-- begin --

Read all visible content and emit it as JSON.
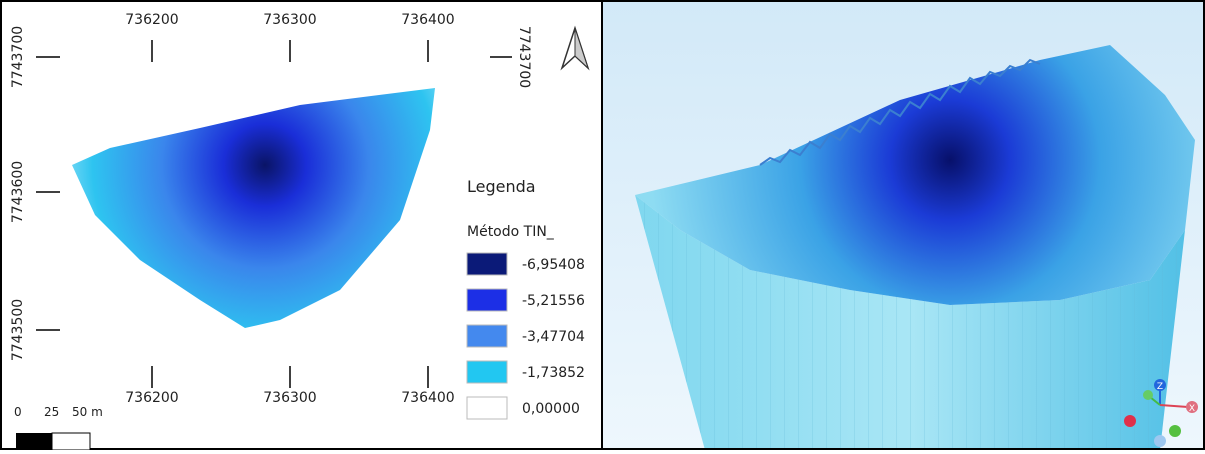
{
  "map": {
    "x_labels_top": [
      "736200",
      "736300",
      "736400"
    ],
    "x_labels_bottom": [
      "736200",
      "736300",
      "736400"
    ],
    "y_labels_left": [
      "7743700",
      "7743600",
      "7743500"
    ],
    "y_label_right": "7743700",
    "legend": {
      "title": "Legenda",
      "subtitle": "Método TIN_",
      "entries": [
        {
          "label": "-6,95408",
          "color": "#0b1a78"
        },
        {
          "label": "-5,21556",
          "color": "#1c2fe6"
        },
        {
          "label": "-3,47704",
          "color": "#4489ee"
        },
        {
          "label": "-1,73852",
          "color": "#22c7f1"
        },
        {
          "label": "0,00000",
          "color": "#ffffff"
        }
      ]
    },
    "scale_labels": [
      "0",
      "25",
      "50 m"
    ]
  },
  "view3d": {
    "axis_labels": [
      "Z",
      "X"
    ]
  }
}
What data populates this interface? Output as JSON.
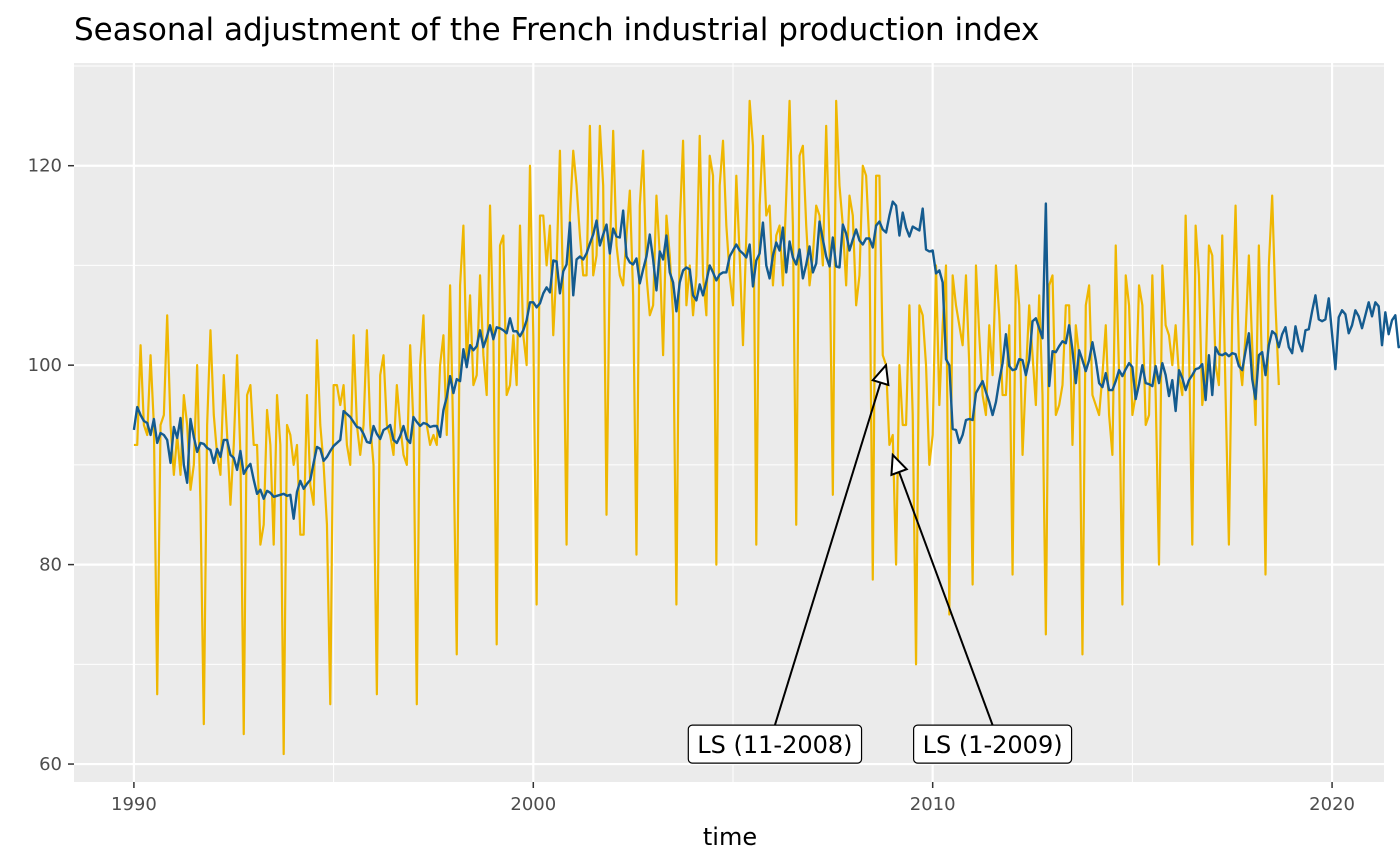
{
  "chart_data": {
    "type": "line",
    "title": "Seasonal adjustment of the French industrial production index",
    "xlabel": "time",
    "ylabel": "",
    "xlim": [
      1988.5,
      2021.3
    ],
    "ylim": [
      58.2,
      130.3
    ],
    "x_ticks": [
      1990,
      2000,
      2010,
      2020
    ],
    "x_tick_labels": [
      "1990",
      "2000",
      "2010",
      "2020"
    ],
    "y_ticks": [
      60,
      80,
      100,
      120
    ],
    "y_tick_labels": [
      "60",
      "80",
      "100",
      "120"
    ],
    "x_minor_ticks": [
      1995,
      2005,
      2015
    ],
    "y_minor_ticks": [
      70,
      90,
      110,
      130
    ],
    "grid": true,
    "legend": "none",
    "start": "1990-01",
    "frequency": "monthly",
    "series": [
      {
        "color": "#EFB700",
        "values": [
          92,
          92,
          102,
          94,
          93,
          101,
          94,
          67,
          94,
          95,
          105,
          94,
          89,
          93,
          89,
          97,
          94,
          87.5,
          90,
          100,
          86,
          64,
          94,
          103.5,
          95,
          91,
          89,
          99,
          93,
          86,
          92,
          101,
          91,
          63,
          97,
          98,
          92,
          92,
          82,
          84,
          95.5,
          92,
          82,
          97,
          92,
          61,
          94,
          93,
          90,
          92,
          83,
          83,
          97,
          88,
          86,
          102.5,
          94,
          90,
          84,
          66,
          98,
          98,
          96,
          98,
          92,
          90,
          103,
          94,
          91,
          94,
          103.5,
          94,
          90,
          67,
          99,
          101,
          94,
          93,
          91,
          98,
          94,
          91,
          90,
          102,
          94,
          66,
          100,
          105,
          94,
          92,
          93,
          92,
          100,
          103,
          93,
          108,
          92,
          71,
          108,
          114,
          100,
          107,
          98,
          99,
          109,
          101,
          97,
          116,
          103,
          72,
          112,
          113,
          97,
          98,
          103,
          98,
          114,
          103,
          100,
          120,
          103,
          76,
          115,
          115,
          110,
          114,
          103,
          110,
          121.5,
          107,
          82,
          115,
          121.5,
          118,
          113,
          109,
          109,
          124,
          109,
          111,
          124,
          118,
          85,
          111,
          123.5,
          112,
          109,
          108,
          113,
          117.5,
          107,
          81,
          116,
          121.5,
          109,
          105,
          106,
          117,
          111,
          101,
          115,
          111,
          105,
          76,
          114,
          122.5,
          106,
          110,
          105,
          109,
          123,
          109,
          105,
          121,
          119,
          80,
          118,
          122.5,
          114,
          109,
          106,
          119,
          111,
          102,
          113,
          126.5,
          122,
          82,
          116,
          123,
          115,
          116,
          108,
          113,
          114,
          108,
          117,
          126.5,
          114,
          84,
          121,
          122,
          114,
          108,
          111,
          116,
          115,
          110,
          124,
          112,
          87,
          126.5,
          118,
          114,
          108,
          117,
          115,
          106,
          109,
          120,
          119,
          112,
          78.5,
          119,
          119,
          101,
          100,
          92,
          93,
          80,
          100,
          94,
          94,
          106,
          95,
          70,
          106,
          105,
          100,
          90,
          93,
          110,
          96,
          104,
          110,
          75,
          109,
          106,
          104,
          102,
          109,
          100,
          78,
          110,
          103,
          97,
          95,
          104,
          99,
          110,
          105,
          97,
          97,
          104,
          79,
          110,
          106,
          91,
          99,
          106,
          101,
          96,
          107,
          97,
          73,
          108,
          109,
          95,
          96,
          98,
          106,
          106,
          92,
          104,
          101,
          71,
          106,
          108,
          97,
          96,
          95,
          99,
          104,
          95,
          91,
          112,
          99,
          76,
          109,
          106,
          95,
          97,
          108,
          106,
          94,
          95,
          109,
          97,
          80,
          110,
          104,
          103,
          100,
          104,
          99,
          97,
          115,
          102,
          82,
          114,
          109,
          96,
          99,
          112,
          111,
          100,
          98,
          113,
          97,
          82,
          105,
          116,
          101,
          98,
          103,
          111,
          102,
          94,
          112,
          99,
          79,
          110,
          117,
          106,
          98
        ]
      },
      {
        "color": "#145B8F",
        "values": [
          93.5,
          95.8,
          95,
          94.4,
          94.2,
          93,
          94.6,
          92.2,
          93.2,
          93,
          92.5,
          90.2,
          93.8,
          92.7,
          94.7,
          90,
          88.2,
          94.6,
          92.8,
          91.3,
          92.2,
          92.1,
          91.7,
          91.5,
          90.2,
          91.6,
          90.8,
          92.5,
          92.5,
          91,
          90.7,
          89.5,
          91.4,
          89.1,
          89.7,
          90.1,
          88.5,
          87.1,
          87.5,
          86.6,
          87.4,
          87.2,
          86.8,
          86.9,
          87,
          87.1,
          86.9,
          87,
          84.6,
          87.3,
          88.4,
          87.6,
          88.1,
          88.5,
          90.2,
          91.8,
          91.6,
          90.4,
          90.8,
          91.4,
          91.9,
          92.2,
          92.5,
          95.4,
          95.1,
          94.8,
          94.3,
          93.8,
          93.7,
          93.1,
          92.3,
          92.2,
          93.9,
          93.1,
          92.6,
          93.5,
          93.7,
          94,
          92.5,
          92.2,
          92.9,
          93.9,
          92.6,
          92.2,
          94.8,
          94.3,
          93.9,
          94.2,
          94.1,
          93.8,
          93.9,
          93.9,
          92.8,
          95.5,
          96.8,
          98.9,
          97.2,
          98.6,
          98.4,
          101.6,
          99.8,
          102,
          101.5,
          101.9,
          103.5,
          101.8,
          102.8,
          104,
          102.6,
          103.8,
          103.7,
          103.5,
          103.2,
          104.7,
          103.4,
          103.4,
          102.9,
          103.5,
          104.5,
          106.3,
          106.3,
          105.8,
          106.2,
          107.2,
          107.8,
          107.3,
          110.5,
          110.4,
          107.2,
          109.4,
          110.1,
          114.3,
          107,
          110.6,
          110.9,
          110.6,
          111.2,
          112.2,
          113.1,
          114.5,
          112,
          113.1,
          114.1,
          111.2,
          113.7,
          112.9,
          112.8,
          115.5,
          110.9,
          110.3,
          110.1,
          110.7,
          108.2,
          109.6,
          110.9,
          113.1,
          110.6,
          107.5,
          111.4,
          110.6,
          113,
          109.3,
          108.3,
          105.4,
          108.3,
          109.5,
          109.8,
          109.6,
          107,
          106.5,
          108.1,
          107,
          108.4,
          110,
          109.3,
          108.5,
          109.1,
          109.3,
          109.3,
          110.9,
          111.5,
          112.1,
          111.5,
          111.2,
          110.8,
          112.1,
          107.9,
          110.5,
          111.2,
          114.3,
          110,
          108.7,
          111,
          112.3,
          111.5,
          113.8,
          109.3,
          112.4,
          110.8,
          110.1,
          111.6,
          108.7,
          110.1,
          111.9,
          109.3,
          110.2,
          114.4,
          112.6,
          110.9,
          109.9,
          112.8,
          109.9,
          109.8,
          114.1,
          113.2,
          111.5,
          112.6,
          113.6,
          112.5,
          112.1,
          112.7,
          112.7,
          111.8,
          114,
          114.4,
          113.6,
          113.3,
          115,
          116.4,
          116,
          113,
          115.3,
          113.8,
          112.9,
          113.9,
          113.7,
          113.5,
          115.7,
          111.6,
          111.4,
          111.5,
          109.2,
          109.5,
          108.3,
          100.6,
          100,
          93.6,
          93.5,
          92.2,
          93,
          94.5,
          94.6,
          94.5,
          97.2,
          97.8,
          98.4,
          97.3,
          96.3,
          95,
          96.3,
          98.4,
          100.2,
          103.1,
          99.9,
          99.5,
          99.6,
          100.6,
          100.5,
          99,
          100.5,
          104.4,
          104.7,
          103.7,
          102.7,
          116.2,
          97.9,
          101.4,
          101.3,
          101.9,
          102.4,
          102.2,
          104,
          101.5,
          98.2,
          101.5,
          100.5,
          99.4,
          100.5,
          102.3,
          100.5,
          98.2,
          97.8,
          99.2,
          97.5,
          97.5,
          98.4,
          99.5,
          98.9,
          99.6,
          100.2,
          99.8,
          96.6,
          98.1,
          100,
          98.2,
          98.1,
          97.9,
          99.9,
          98.2,
          100.2,
          99,
          96.9,
          98.5,
          95.4,
          99.5,
          98.7,
          97.5,
          98.5,
          99,
          99.6,
          99.7,
          100.1,
          96.5,
          101,
          97,
          101.8,
          101.1,
          101,
          101.2,
          100.9,
          101.2,
          101.1,
          99.9,
          99.5,
          101.4,
          103.2,
          98.6,
          96.6,
          101,
          101.3,
          99,
          102,
          103.4,
          103.1,
          101.8,
          103.1,
          103.8,
          101.8,
          101.2,
          103.9,
          102.3,
          101.4,
          103.5,
          103.6,
          105.4,
          107,
          104.6,
          104.4,
          104.6,
          106.7,
          103.1,
          99.6,
          104.8,
          105.5,
          105.1,
          103.2,
          104,
          105.5,
          104.9,
          103.7,
          105,
          106.3,
          104.9,
          106.3,
          105.9,
          102,
          105.3,
          103.1,
          104.5,
          105,
          101.8,
          101.9
        ]
      }
    ],
    "annotations": [
      {
        "label": "LS (11-2008)",
        "x": 2008.83,
        "y": 100.0,
        "text_x": 2006.05,
        "text_y": 62.0
      },
      {
        "label": "LS (1-2009)",
        "x": 2009.0,
        "y": 91.0,
        "text_x": 2011.5,
        "text_y": 62.0
      }
    ]
  }
}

-- end --

• _Exercise goal_: Search the data for "JSON". Copy every line that has it.

• _Solution to the exercise_:
Read all visible content and emit it as JSON.
What data populates this interface? Output as JSON.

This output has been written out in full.